PROBLEM TO SOLVE –
Retype the data below without altering anything.

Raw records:
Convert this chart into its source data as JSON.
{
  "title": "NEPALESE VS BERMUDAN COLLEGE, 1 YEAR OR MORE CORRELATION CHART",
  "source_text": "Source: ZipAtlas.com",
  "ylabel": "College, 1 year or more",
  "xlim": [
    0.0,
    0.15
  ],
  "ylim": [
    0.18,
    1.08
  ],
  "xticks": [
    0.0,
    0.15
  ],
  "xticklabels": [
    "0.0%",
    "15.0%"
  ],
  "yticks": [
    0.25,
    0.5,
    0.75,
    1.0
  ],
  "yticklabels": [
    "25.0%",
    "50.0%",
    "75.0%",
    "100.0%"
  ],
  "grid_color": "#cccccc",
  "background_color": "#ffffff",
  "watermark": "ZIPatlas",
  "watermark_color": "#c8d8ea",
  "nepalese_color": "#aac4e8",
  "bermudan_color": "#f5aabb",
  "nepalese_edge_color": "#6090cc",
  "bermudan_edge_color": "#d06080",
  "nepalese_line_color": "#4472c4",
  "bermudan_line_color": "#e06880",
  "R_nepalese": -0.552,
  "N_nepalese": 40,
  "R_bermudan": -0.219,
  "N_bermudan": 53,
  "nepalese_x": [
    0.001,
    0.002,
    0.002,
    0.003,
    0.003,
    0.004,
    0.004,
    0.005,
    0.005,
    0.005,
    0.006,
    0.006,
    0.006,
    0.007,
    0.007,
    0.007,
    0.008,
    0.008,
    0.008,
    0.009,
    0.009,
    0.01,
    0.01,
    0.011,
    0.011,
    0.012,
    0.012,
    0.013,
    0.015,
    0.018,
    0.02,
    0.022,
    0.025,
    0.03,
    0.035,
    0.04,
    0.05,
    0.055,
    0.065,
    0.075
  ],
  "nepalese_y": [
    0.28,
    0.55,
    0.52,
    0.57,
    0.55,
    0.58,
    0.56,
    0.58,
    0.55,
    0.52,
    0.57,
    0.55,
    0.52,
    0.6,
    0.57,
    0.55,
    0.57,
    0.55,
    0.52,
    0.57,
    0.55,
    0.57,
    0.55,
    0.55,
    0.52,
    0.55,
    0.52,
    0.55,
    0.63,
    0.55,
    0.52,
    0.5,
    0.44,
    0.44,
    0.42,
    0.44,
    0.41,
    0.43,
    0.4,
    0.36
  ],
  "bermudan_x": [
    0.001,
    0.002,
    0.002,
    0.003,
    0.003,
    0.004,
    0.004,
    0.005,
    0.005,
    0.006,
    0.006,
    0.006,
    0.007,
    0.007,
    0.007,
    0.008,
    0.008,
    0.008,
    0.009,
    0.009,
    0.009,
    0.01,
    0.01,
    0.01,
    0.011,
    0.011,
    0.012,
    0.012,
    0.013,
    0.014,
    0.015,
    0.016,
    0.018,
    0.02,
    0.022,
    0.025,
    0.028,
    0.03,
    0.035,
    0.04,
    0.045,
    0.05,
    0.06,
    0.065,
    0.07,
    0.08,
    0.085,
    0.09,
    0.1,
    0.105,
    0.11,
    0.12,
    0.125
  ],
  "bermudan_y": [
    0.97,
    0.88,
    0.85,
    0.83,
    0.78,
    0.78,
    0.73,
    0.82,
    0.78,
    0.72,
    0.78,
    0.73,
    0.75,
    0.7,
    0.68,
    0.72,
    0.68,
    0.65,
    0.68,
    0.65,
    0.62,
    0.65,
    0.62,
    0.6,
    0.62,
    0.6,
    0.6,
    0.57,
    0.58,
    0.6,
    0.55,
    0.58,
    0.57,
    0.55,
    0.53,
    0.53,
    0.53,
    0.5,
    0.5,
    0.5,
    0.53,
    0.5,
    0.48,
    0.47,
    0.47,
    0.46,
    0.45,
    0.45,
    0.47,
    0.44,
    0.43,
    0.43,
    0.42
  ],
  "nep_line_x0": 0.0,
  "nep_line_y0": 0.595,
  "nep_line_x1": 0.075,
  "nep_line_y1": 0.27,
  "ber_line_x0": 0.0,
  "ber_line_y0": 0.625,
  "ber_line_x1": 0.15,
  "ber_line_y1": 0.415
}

TASK RESPONSE –
Convert this chart into its source data as JSON.
{
  "title": "NEPALESE VS BERMUDAN COLLEGE, 1 YEAR OR MORE CORRELATION CHART",
  "source_text": "Source: ZipAtlas.com",
  "ylabel": "College, 1 year or more",
  "xlim": [
    0.0,
    0.15
  ],
  "ylim": [
    0.18,
    1.08
  ],
  "xticks": [
    0.0,
    0.15
  ],
  "xticklabels": [
    "0.0%",
    "15.0%"
  ],
  "yticks": [
    0.25,
    0.5,
    0.75,
    1.0
  ],
  "yticklabels": [
    "25.0%",
    "50.0%",
    "75.0%",
    "100.0%"
  ],
  "grid_color": "#cccccc",
  "background_color": "#ffffff",
  "watermark": "ZIPatlas",
  "watermark_color": "#c8d8ea",
  "nepalese_color": "#aac4e8",
  "bermudan_color": "#f5aabb",
  "nepalese_edge_color": "#6090cc",
  "bermudan_edge_color": "#d06080",
  "nepalese_line_color": "#4472c4",
  "bermudan_line_color": "#e06880",
  "R_nepalese": -0.552,
  "N_nepalese": 40,
  "R_bermudan": -0.219,
  "N_bermudan": 53,
  "nepalese_x": [
    0.001,
    0.002,
    0.002,
    0.003,
    0.003,
    0.004,
    0.004,
    0.005,
    0.005,
    0.005,
    0.006,
    0.006,
    0.006,
    0.007,
    0.007,
    0.007,
    0.008,
    0.008,
    0.008,
    0.009,
    0.009,
    0.01,
    0.01,
    0.011,
    0.011,
    0.012,
    0.012,
    0.013,
    0.015,
    0.018,
    0.02,
    0.022,
    0.025,
    0.03,
    0.035,
    0.04,
    0.05,
    0.055,
    0.065,
    0.075
  ],
  "nepalese_y": [
    0.28,
    0.55,
    0.52,
    0.57,
    0.55,
    0.58,
    0.56,
    0.58,
    0.55,
    0.52,
    0.57,
    0.55,
    0.52,
    0.6,
    0.57,
    0.55,
    0.57,
    0.55,
    0.52,
    0.57,
    0.55,
    0.57,
    0.55,
    0.55,
    0.52,
    0.55,
    0.52,
    0.55,
    0.63,
    0.55,
    0.52,
    0.5,
    0.44,
    0.44,
    0.42,
    0.44,
    0.41,
    0.43,
    0.4,
    0.36
  ],
  "bermudan_x": [
    0.001,
    0.002,
    0.002,
    0.003,
    0.003,
    0.004,
    0.004,
    0.005,
    0.005,
    0.006,
    0.006,
    0.006,
    0.007,
    0.007,
    0.007,
    0.008,
    0.008,
    0.008,
    0.009,
    0.009,
    0.009,
    0.01,
    0.01,
    0.01,
    0.011,
    0.011,
    0.012,
    0.012,
    0.013,
    0.014,
    0.015,
    0.016,
    0.018,
    0.02,
    0.022,
    0.025,
    0.028,
    0.03,
    0.035,
    0.04,
    0.045,
    0.05,
    0.06,
    0.065,
    0.07,
    0.08,
    0.085,
    0.09,
    0.1,
    0.105,
    0.11,
    0.12,
    0.125
  ],
  "bermudan_y": [
    0.97,
    0.88,
    0.85,
    0.83,
    0.78,
    0.78,
    0.73,
    0.82,
    0.78,
    0.72,
    0.78,
    0.73,
    0.75,
    0.7,
    0.68,
    0.72,
    0.68,
    0.65,
    0.68,
    0.65,
    0.62,
    0.65,
    0.62,
    0.6,
    0.62,
    0.6,
    0.6,
    0.57,
    0.58,
    0.6,
    0.55,
    0.58,
    0.57,
    0.55,
    0.53,
    0.53,
    0.53,
    0.5,
    0.5,
    0.5,
    0.53,
    0.5,
    0.48,
    0.47,
    0.47,
    0.46,
    0.45,
    0.45,
    0.47,
    0.44,
    0.43,
    0.43,
    0.42
  ],
  "nep_line_x0": 0.0,
  "nep_line_y0": 0.595,
  "nep_line_x1": 0.075,
  "nep_line_y1": 0.27,
  "ber_line_x0": 0.0,
  "ber_line_y0": 0.625,
  "ber_line_x1": 0.15,
  "ber_line_y1": 0.415
}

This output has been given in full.